• Document passage:
········

Yes, it would be a better world if prediction markets like these were capable of forecasting topics that have significant counterparty risk. That isn't the world we live in though.

Further, smart people (those we want/need to convince about x-risk) know this, so when we have AI risk markets at 15-30 percent (when they clearly should be near-zero) it's hard for me to argue to them "yeah, those probabilities are off by a ridiculous amount but trust me bro, the others are pretty well calibrated".

predicts NO

@RobertCousineau Yeah on a meta-level, my goal for wanting these markets to have the "correct" price is so that we don't look dumb compared to Metaculus.

predicts YES

@Joshua Metaculus has also turned pretty optimistic about solving aging

predicts NO

@RobertCousineau Calibration is an average and it is very difficult for a prediction market to avoid averaging out to "good calibration," even one with fake money (nearly impossible with real money, as I said earlier.) I agree the extinction markets should be near zero, both on EV grounds and on true probability grounds. That is not enough to prevent Manifold from being overall calibrated.

predicts YES

@DavidBolin off topic: I think the true probability of disempowerment/extinction by AI is 33%+ in my life (I'm in my 20s).

On calibration: They are some of the highest volume, highest trader count markets on the site. If they have such a clear mispricing, that really does reflect badly on the site. Part of me debates just throwing 10k into fixing it, but then I run into counterparty risk issues with Manifold (do I actually trust them be able to donate my money where I want? Not at that scale).

predicts YES

@RobertCousineau Although to be clear, my unconditioned probability for this market is around 50%, and my conditioned probability (on manifold/humanity still existing or something) is around 25%, which means it's not a huge crux for my current strategy. I'm just buying YES in either case given it's currently at 15%

bought Ṁ100 YES from 15% to 17%
predicts NO

@RobertCousineau I agree it reflects badly on the site, but it says something about the demographic and not something more general about other unrelated markets.

predicts YES

@DavidBolin if the demographic is dumb enough to throw their money away in a guaranteed to lose and irrational strategy, that does say something about unrelated markets; namely, there's not enough smart money on this site (yet?) to have truly accurate probabilities.

predicts NO

@RobertCousineau

(do I actually trust them be able to donate my money where I want? Not at that scale)

········

• Brief A:
Decide whether each statement below agrees with the prediction market discussion. For each, answer yes or no and quote the deciding words.
(i) One commenter says they are in their 20s.
(ii) Metaculus has turned pessimistic about solving aging.
(iii) One commenter's conditioned probability for this market is around 25%.
• Brief B:
Reproduce the passage of the prediction market discussion starting at "On calibration: They" and ending at "at that scale).".
• Brief C:
Carry on the prediction market discussion from where it stops.

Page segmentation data
········

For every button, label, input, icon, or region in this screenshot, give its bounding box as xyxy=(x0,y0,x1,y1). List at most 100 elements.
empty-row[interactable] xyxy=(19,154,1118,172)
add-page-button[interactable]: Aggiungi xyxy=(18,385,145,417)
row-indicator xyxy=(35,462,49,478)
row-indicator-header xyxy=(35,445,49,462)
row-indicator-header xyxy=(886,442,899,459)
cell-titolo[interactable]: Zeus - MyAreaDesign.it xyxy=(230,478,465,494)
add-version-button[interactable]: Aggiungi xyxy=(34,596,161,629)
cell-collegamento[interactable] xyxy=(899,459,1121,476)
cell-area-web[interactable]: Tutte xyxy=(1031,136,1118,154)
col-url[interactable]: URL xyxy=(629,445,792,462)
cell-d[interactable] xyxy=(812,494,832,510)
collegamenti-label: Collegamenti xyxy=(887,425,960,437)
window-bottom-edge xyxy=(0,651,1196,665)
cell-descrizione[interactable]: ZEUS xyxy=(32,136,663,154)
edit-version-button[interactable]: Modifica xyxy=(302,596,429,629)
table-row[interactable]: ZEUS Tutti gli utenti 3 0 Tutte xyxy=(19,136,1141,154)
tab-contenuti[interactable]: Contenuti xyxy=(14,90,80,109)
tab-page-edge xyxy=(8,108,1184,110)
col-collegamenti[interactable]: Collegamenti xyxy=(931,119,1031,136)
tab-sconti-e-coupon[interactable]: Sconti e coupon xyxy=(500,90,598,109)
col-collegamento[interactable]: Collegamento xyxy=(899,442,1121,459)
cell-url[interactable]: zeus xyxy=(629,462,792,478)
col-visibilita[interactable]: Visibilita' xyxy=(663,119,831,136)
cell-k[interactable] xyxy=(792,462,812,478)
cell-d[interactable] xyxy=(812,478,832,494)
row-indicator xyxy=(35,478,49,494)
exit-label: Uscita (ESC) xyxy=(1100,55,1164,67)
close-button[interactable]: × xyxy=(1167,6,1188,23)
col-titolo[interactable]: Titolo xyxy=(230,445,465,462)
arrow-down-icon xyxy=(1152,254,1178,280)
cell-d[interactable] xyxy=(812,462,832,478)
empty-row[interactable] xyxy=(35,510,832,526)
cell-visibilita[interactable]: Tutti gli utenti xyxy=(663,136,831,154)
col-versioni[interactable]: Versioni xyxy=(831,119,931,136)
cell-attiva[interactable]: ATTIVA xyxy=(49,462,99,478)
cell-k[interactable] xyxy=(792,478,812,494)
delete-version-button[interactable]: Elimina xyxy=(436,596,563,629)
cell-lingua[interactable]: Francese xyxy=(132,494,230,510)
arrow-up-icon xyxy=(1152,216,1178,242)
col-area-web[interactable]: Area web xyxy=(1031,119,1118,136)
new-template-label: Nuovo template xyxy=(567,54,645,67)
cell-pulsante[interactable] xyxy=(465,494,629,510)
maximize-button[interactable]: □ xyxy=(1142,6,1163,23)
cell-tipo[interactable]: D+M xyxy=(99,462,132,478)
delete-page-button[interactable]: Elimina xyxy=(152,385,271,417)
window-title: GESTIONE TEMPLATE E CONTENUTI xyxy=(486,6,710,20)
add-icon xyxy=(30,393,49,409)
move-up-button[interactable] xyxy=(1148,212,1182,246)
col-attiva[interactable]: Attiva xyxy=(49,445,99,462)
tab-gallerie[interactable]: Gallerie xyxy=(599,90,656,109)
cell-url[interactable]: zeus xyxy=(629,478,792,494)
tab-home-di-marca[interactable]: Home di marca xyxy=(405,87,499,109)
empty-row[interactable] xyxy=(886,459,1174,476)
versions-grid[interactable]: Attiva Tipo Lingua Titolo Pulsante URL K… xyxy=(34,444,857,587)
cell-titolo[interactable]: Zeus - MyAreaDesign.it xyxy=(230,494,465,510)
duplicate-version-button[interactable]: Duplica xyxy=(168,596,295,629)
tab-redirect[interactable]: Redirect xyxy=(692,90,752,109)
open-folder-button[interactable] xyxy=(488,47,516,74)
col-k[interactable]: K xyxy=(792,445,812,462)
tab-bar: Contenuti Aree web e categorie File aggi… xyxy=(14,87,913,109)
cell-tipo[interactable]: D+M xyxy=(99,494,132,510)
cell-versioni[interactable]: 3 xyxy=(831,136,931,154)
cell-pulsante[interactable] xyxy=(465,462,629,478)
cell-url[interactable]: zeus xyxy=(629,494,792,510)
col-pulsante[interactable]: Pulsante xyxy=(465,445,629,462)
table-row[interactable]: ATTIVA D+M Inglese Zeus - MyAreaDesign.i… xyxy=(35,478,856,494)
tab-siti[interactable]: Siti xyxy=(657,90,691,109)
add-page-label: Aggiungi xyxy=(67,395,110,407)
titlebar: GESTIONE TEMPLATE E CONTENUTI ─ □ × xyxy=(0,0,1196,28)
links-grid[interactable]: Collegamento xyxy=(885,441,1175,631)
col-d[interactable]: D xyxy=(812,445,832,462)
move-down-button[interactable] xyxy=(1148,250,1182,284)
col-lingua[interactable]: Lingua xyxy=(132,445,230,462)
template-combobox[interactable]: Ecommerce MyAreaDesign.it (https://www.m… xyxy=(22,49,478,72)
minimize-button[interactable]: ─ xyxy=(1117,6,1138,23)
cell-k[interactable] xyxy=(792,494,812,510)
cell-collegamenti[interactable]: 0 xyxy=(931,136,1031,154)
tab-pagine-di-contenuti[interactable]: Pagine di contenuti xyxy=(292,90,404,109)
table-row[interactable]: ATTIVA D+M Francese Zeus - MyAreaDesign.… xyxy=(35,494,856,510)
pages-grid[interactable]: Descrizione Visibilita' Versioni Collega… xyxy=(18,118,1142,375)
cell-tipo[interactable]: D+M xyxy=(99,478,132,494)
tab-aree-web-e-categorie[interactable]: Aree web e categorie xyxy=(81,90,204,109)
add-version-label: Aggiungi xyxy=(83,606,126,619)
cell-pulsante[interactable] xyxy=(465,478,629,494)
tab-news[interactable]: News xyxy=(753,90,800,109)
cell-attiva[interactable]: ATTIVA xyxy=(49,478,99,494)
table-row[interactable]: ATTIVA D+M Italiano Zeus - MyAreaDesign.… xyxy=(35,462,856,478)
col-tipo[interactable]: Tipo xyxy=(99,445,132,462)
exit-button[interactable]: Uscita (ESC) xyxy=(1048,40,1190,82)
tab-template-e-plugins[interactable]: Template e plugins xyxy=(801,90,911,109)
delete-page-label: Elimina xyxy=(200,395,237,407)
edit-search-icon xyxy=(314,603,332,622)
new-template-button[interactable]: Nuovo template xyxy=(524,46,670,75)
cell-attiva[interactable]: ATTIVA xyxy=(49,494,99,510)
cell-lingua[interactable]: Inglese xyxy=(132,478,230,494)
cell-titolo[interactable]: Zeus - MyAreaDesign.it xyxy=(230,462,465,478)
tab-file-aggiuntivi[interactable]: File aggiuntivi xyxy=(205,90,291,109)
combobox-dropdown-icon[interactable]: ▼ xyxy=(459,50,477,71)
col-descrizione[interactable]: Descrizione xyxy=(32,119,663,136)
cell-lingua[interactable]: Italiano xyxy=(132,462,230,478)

········

• Final answer A:
(i) Yes: "(I'm in my 20s)"
(ii) No: "Metaculus has also turned pretty optimistic about solving aging"
(iii) Yes: "my conditioned probability (on manifold/humanity still existing or something) is around 25%"

• Final answer B:
On calibration: They are some of the highest volume, highest trader count markets on the site. If they have such a clear mispricing, that really does reflect badly on the site. Part of me debates just throwing 10k into fixing it, but then I run into counterparty risk issues with Manifold (do I actually trust them be able to donate my money where I want? Not at that scale).

• Final answer C:
Sounds like a prediction market, I'd bet that Manifold would properly direct a ten thousand dollar donation. Current donations are at 123,666 and they're funded for 500k. I don't see why your 10k would meaningfully affect this process, certainly not because of scale. If you don't like any of the listed charities that would be a problem, however.

predicts YES

@Sailfish They've recently limited mana outflows to 10k a month (starting next year). I'd likely need to keep my mana in said markets for a considerable time. If there's a 25% chance it is no longer able to be donated after 1 year, it is not worth it (as with 8% SP500 returns versus what is generously 20% returns on the AI markets, then multiplied by .75, it puts me at negative 13% returns compared to the counterfactual).

predicts NO

@RobertCousineau

They've recently limited mana outflows to 10k a month (starting next year)

I don't think this matters, from the announcement

So far, the median monthly donation is well below $5,000

Even if you pin every month to $10k this pessimistically takes three months or so to go through.

I'd likely need to keep my mana in said markets for a considerable time.

Maybe, loans make this a pretty juicy proposition though, assuming you actually value having mana.

If there's a 25% chance it is no longer able to be donated after 1 year

There isn't. I probably still wouldn't do this, I don't think the charity-via-mana pipeline is an excellent choice, but that's for other reasons. If you're seriously considering it it could be worth asking about whatever concerns you have, but I think your actual expected value calculations are wrong. I'm of course willing to bet (probably not enough to be worth your time) on all of these beliefs.